== Segment start ==

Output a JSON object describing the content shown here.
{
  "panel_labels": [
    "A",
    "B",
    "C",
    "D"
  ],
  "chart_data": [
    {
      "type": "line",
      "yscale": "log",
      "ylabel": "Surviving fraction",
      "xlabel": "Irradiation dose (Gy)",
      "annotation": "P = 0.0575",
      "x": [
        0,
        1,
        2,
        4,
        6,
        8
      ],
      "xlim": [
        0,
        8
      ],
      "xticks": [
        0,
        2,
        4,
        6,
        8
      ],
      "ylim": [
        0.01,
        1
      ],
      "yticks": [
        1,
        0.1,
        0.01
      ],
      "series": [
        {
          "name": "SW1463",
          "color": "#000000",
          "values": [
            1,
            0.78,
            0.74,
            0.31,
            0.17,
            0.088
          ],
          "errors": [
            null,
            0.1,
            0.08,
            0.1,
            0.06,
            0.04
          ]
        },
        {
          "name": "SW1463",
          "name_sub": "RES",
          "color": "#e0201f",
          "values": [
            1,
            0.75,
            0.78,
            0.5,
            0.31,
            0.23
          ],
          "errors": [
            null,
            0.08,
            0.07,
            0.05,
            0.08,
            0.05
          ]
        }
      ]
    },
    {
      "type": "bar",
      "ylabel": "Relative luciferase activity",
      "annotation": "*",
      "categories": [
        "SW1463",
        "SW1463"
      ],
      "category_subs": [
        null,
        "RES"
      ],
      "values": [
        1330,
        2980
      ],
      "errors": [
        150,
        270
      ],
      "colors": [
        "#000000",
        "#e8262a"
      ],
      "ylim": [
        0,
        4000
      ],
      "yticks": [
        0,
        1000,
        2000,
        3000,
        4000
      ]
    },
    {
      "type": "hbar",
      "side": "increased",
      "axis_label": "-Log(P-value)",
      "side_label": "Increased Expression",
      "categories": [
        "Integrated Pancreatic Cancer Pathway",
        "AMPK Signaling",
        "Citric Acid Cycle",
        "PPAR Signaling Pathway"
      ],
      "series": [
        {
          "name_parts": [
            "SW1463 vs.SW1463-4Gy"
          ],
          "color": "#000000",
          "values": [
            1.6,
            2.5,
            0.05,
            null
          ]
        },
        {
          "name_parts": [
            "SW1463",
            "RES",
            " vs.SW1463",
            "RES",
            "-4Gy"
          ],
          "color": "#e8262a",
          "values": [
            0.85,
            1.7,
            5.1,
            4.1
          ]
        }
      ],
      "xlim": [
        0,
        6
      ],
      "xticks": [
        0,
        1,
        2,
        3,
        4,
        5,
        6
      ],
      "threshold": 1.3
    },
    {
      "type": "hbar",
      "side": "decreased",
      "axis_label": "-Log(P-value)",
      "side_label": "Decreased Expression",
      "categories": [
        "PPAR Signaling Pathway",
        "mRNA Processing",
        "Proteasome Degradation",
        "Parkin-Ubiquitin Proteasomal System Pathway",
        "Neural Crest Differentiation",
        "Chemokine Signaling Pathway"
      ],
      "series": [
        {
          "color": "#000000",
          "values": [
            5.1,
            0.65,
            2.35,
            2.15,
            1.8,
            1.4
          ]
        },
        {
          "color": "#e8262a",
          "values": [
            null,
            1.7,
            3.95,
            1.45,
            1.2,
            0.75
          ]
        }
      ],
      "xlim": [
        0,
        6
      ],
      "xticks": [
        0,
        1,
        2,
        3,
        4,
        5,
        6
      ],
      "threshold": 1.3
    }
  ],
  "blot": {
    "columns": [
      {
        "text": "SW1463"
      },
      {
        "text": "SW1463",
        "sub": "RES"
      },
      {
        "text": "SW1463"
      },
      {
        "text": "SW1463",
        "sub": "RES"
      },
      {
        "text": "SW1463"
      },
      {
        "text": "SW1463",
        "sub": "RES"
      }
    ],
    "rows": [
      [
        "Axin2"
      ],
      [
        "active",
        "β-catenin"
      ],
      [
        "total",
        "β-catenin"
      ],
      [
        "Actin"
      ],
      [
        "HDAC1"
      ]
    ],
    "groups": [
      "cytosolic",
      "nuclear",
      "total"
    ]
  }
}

== Segment end ==

• [What you need to do]
All the entries above need to be repeated word for word.

• [Answer box]
Output a JSON object describing the content shown here.
{
  "panel_labels": [
    "A",
    "B",
    "C",
    "D"
  ],
  "chart_data": [
    {
      "type": "line",
      "yscale": "log",
      "ylabel": "Surviving fraction",
      "xlabel": "Irradiation dose (Gy)",
      "annotation": "P = 0.0575",
      "x": [
        0,
        1,
        2,
        4,
        6,
        8
      ],
      "xlim": [
        0,
        8
      ],
      "xticks": [
        0,
        2,
        4,
        6,
        8
      ],
      "ylim": [
        0.01,
        1
      ],
      "yticks": [
        1,
        0.1,
        0.01
      ],
      "series": [
        {
          "name": "SW1463",
          "color": "#000000",
          "values": [
            1,
            0.78,
            0.74,
            0.31,
            0.17,
            0.088
          ],
          "errors": [
            null,
            0.1,
            0.08,
            0.1,
            0.06,
            0.04
          ]
        },
        {
          "name": "SW1463",
          "name_sub": "RES",
          "color": "#e0201f",
          "values": [
            1,
            0.75,
            0.78,
            0.5,
            0.31,
            0.23
          ],
          "errors": [
            null,
            0.08,
            0.07,
            0.05,
            0.08,
            0.05
          ]
        }
      ]
    },
    {
      "type": "bar",
      "ylabel": "Relative luciferase activity",
      "annotation": "*",
      "categories": [
        "SW1463",
        "SW1463"
      ],
      "category_subs": [
        null,
        "RES"
      ],
      "values": [
        1330,
        2980
      ],
      "errors": [
        150,
        270
      ],
      "colors": [
        "#000000",
        "#e8262a"
      ],
      "ylim": [
        0,
        4000
      ],
      "yticks": [
        0,
        1000,
        2000,
        3000,
        4000
      ]
    },
    {
      "type": "hbar",
      "side": "increased",
      "axis_label": "-Log(P-value)",
      "side_label": "Increased Expression",
      "categories": [
        "Integrated Pancreatic Cancer Pathway",
        "AMPK Signaling",
        "Citric Acid Cycle",
        "PPAR Signaling Pathway"
      ],
      "series": [
        {
          "name_parts": [
            "SW1463 vs.SW1463-4Gy"
          ],
          "color": "#000000",
          "values": [
            1.6,
            2.5,
            0.05,
            null
          ]
        },
        {
          "name_parts": [
            "SW1463",
            "RES",
            " vs.SW1463",
            "RES",
            "-4Gy"
          ],
          "color": "#e8262a",
          "values": [
            0.85,
            1.7,
            5.1,
            4.1
          ]
        }
      ],
      "xlim": [
        0,
        6
      ],
      "xticks": [
        0,
        1,
        2,
        3,
        4,
        5,
        6
      ],
      "threshold": 1.3
    },
    {
      "type": "hbar",
      "side": "decreased",
      "axis_label": "-Log(P-value)",
      "side_label": "Decreased Expression",
      "categories": [
        "PPAR Signaling Pathway",
        "mRNA Processing",
        "Proteasome Degradation",
        "Parkin-Ubiquitin Proteasomal System Pathway",
        "Neural Crest Differentiation",
        "Chemokine Signaling Pathway"
      ],
      "series": [
        {
          "color": "#000000",
          "values": [
            5.1,
            0.65,
            2.35,
            2.15,
            1.8,
            1.4
          ]
        },
        {
          "color": "#e8262a",
          "values": [
            null,
            1.7,
            3.95,
            1.45,
            1.2,
            0.75
          ]
        }
      ],
      "xlim": [
        0,
        6
      ],
      "xticks": [
        0,
        1,
        2,
        3,
        4,
        5,
        6
      ],
      "threshold": 1.3
    }
  ],
  "blot": {
    "columns": [
      {
        "text": "SW1463"
      },
      {
        "text": "SW1463",
        "sub": "RES"
      },
      {
        "text": "SW1463"
      },
      {
        "text": "SW1463",
        "sub": "RES"
      },
      {
        "text": "SW1463"
      },
      {
        "text": "SW1463",
        "sub": "RES"
      }
    ],
    "rows": [
      [
        "Axin2"
      ],
      [
        "active",
        "β-catenin"
      ],
      [
        "total",
        "β-catenin"
      ],
      [
        "Actin"
      ],
      [
        "HDAC1"
      ]
    ],
    "groups": [
      "cytosolic",
      "nuclear",
      "total"
    ]
  }
}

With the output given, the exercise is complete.